What you have to do: Find each line with the string "федеральными" and copy it.

Extracted information:
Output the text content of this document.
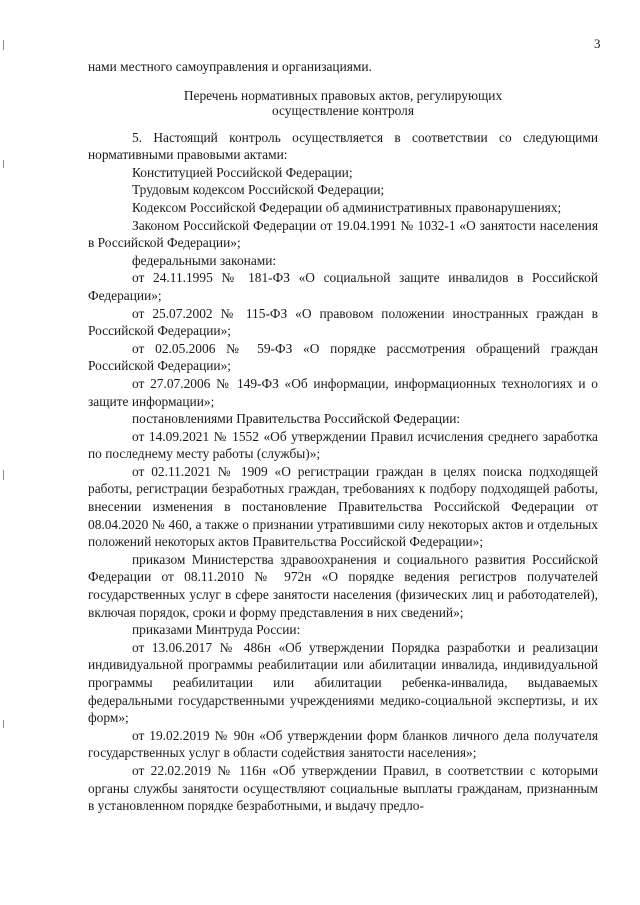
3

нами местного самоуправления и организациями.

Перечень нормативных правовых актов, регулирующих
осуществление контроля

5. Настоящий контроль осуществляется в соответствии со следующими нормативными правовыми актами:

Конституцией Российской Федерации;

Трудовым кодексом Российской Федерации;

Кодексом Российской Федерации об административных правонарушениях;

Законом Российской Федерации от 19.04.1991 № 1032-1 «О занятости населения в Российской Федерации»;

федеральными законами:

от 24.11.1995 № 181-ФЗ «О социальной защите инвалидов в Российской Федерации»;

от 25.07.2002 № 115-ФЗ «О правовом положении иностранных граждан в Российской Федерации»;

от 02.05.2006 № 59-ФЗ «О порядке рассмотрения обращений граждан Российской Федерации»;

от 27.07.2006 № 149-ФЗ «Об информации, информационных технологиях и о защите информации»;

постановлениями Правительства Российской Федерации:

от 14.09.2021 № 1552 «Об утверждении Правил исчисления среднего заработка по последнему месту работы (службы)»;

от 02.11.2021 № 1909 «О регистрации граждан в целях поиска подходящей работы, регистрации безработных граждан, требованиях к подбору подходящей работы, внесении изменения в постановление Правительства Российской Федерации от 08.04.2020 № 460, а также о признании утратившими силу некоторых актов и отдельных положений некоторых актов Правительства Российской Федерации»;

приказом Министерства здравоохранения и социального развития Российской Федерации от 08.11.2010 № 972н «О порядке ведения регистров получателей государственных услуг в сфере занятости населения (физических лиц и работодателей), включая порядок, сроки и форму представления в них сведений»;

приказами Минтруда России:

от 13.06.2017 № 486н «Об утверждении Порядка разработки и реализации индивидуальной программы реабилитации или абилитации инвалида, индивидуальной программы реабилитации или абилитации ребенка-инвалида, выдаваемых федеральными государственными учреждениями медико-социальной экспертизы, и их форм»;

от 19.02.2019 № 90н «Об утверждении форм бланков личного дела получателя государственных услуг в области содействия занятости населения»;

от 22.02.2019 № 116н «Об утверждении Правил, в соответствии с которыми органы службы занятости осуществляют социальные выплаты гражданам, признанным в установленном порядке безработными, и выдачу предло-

==

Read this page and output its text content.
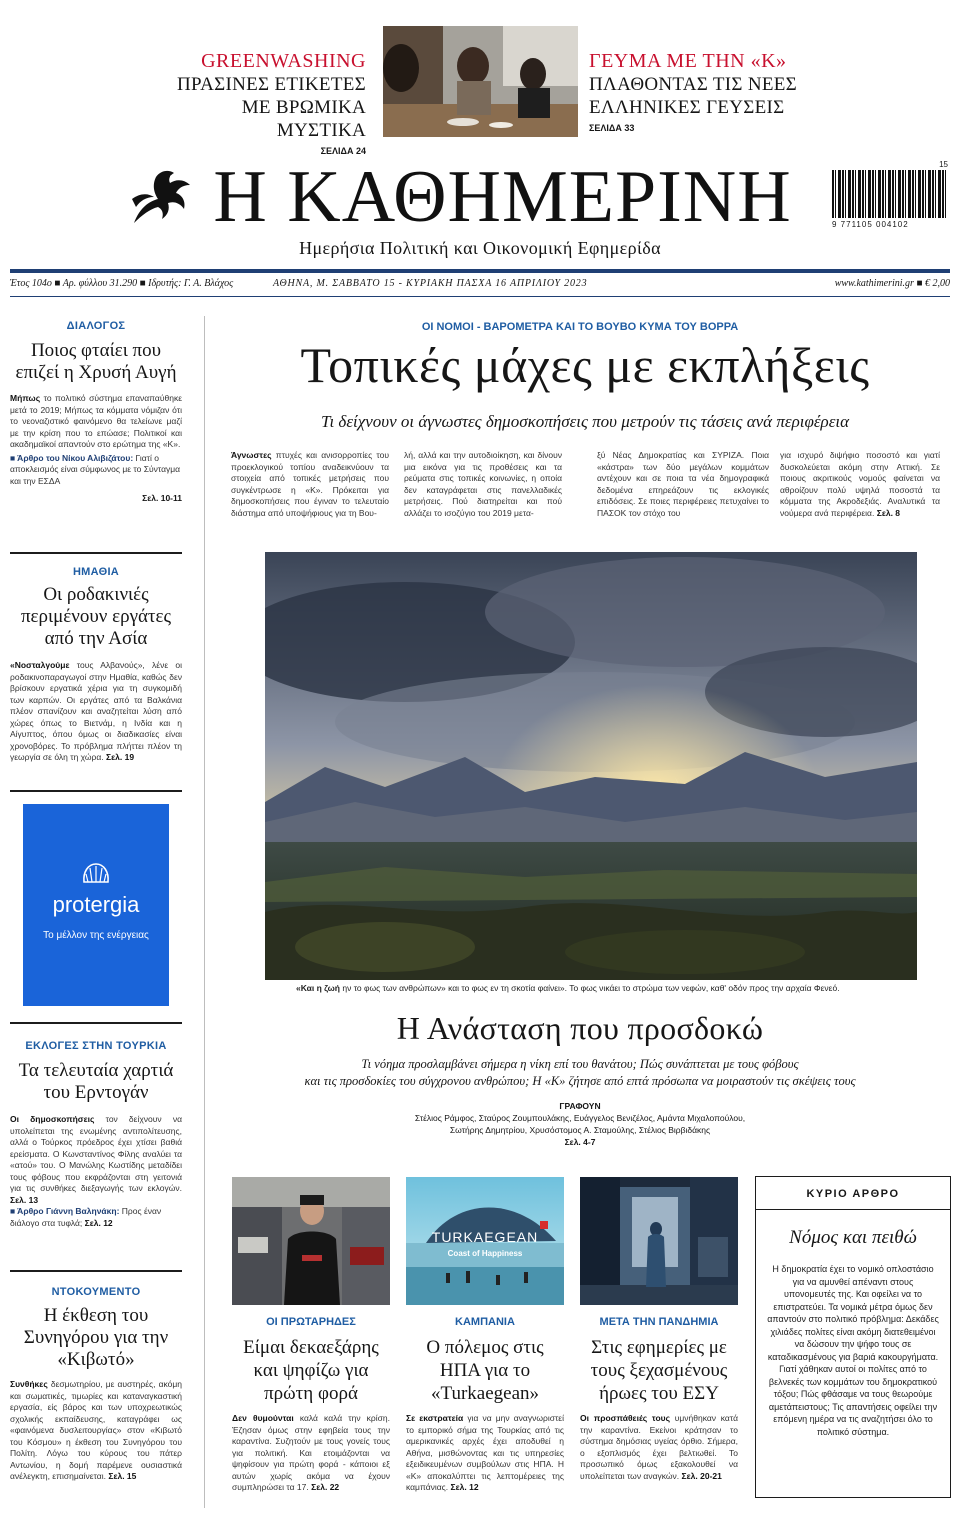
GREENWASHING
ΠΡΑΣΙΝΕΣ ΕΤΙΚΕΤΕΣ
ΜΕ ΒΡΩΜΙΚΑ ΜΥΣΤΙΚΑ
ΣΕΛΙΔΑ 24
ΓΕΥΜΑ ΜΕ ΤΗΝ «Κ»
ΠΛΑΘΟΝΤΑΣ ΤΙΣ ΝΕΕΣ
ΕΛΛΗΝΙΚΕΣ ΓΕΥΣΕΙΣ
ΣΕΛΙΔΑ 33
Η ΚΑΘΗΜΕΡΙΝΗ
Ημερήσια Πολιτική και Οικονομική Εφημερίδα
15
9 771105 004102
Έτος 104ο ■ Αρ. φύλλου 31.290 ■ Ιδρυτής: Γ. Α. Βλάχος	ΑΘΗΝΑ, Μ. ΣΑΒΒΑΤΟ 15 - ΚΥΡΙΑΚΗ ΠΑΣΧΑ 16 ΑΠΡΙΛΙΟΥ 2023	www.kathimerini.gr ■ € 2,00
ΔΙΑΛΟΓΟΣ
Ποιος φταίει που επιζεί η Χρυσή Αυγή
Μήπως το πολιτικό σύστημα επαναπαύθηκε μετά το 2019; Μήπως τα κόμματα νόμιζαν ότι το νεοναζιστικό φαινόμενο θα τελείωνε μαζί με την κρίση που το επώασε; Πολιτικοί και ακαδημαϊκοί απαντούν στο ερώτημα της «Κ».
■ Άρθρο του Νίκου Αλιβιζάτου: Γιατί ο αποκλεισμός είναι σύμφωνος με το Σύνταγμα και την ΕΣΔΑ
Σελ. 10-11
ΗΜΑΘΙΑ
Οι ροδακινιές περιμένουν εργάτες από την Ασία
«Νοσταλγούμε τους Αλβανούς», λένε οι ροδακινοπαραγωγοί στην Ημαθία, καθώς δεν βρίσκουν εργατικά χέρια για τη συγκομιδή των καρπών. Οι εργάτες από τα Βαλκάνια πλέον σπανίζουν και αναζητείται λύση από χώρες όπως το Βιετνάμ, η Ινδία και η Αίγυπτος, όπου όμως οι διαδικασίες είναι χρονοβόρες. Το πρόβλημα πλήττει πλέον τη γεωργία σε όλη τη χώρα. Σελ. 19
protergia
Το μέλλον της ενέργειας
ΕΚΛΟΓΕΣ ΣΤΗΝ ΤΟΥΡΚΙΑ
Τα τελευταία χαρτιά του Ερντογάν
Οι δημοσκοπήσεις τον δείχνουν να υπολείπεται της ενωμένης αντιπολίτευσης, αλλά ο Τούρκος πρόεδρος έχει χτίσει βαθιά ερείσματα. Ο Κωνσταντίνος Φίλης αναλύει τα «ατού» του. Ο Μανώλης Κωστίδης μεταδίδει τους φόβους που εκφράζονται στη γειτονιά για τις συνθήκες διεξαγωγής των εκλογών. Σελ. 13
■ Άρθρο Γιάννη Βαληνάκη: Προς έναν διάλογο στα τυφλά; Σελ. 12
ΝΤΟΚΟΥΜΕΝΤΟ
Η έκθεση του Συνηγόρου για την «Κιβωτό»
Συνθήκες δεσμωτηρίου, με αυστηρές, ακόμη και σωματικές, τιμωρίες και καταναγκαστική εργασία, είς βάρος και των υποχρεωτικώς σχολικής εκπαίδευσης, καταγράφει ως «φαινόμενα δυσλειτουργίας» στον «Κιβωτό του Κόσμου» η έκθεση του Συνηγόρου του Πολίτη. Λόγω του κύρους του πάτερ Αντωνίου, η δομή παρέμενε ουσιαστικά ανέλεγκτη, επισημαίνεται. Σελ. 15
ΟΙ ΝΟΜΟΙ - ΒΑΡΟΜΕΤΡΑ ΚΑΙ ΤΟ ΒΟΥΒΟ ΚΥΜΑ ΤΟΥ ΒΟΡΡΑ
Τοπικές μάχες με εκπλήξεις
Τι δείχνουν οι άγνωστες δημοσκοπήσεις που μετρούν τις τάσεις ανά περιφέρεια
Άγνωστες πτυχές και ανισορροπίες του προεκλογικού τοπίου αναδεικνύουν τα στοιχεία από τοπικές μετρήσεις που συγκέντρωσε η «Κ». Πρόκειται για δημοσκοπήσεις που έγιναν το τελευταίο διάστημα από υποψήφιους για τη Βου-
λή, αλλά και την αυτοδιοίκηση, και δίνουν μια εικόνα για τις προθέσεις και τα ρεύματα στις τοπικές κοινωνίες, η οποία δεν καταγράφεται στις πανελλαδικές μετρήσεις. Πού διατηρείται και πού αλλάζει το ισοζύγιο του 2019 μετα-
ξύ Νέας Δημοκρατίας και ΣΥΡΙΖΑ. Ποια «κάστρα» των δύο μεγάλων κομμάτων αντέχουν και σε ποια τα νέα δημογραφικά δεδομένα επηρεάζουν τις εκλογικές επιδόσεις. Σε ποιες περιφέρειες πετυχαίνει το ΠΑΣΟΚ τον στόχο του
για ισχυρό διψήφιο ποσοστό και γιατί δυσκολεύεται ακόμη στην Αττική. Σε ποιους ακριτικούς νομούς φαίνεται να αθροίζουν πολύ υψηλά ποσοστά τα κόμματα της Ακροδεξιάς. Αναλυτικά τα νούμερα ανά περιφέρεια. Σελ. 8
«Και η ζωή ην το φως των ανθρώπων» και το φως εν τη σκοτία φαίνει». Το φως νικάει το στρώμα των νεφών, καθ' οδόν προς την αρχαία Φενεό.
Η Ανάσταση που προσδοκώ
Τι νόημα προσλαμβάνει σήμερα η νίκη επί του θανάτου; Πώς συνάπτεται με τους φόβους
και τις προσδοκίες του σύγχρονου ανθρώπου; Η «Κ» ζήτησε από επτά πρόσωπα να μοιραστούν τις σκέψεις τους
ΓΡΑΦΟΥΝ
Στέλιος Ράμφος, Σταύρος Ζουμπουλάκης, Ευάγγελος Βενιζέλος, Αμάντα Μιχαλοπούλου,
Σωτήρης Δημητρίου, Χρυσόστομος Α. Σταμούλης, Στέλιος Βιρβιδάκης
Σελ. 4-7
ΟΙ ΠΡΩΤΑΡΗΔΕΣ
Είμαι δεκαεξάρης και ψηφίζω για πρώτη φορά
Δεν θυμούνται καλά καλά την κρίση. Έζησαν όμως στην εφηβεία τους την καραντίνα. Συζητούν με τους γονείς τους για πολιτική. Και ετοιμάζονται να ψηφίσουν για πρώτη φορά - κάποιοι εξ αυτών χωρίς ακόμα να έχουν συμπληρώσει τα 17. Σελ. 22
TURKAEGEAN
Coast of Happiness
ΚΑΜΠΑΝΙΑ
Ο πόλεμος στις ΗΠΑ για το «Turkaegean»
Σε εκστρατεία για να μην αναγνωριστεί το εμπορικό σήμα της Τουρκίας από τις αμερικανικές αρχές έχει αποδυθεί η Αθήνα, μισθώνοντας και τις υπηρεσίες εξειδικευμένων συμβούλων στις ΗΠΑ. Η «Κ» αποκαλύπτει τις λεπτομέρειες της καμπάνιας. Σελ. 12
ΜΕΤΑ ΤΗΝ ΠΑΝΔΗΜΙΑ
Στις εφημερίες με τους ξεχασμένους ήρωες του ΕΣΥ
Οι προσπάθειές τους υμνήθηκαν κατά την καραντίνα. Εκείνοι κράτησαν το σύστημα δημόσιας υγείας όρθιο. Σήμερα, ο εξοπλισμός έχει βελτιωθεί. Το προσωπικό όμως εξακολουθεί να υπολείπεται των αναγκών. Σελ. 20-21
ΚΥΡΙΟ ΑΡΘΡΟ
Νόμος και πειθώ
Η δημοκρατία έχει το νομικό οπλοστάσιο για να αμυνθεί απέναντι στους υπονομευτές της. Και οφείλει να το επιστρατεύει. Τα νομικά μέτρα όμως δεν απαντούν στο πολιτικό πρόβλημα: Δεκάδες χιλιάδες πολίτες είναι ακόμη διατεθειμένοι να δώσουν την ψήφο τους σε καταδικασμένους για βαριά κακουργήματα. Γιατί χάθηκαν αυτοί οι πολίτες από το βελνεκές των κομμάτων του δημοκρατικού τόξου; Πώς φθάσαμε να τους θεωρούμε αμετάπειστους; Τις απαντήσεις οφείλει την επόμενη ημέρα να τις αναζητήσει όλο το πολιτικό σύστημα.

Written solution:
федеральными законами:
от 13.06.2017 № 486н «Об утверждении Порядка разработки и реализации индивидуальной программы реабилитации или абилитации инвалида, индивидуальной программы реабилитации или абилитации ребенка-инвалида, выдаваемых федеральными государственными учреждениями медико-социальной экспертизы, и их форм»;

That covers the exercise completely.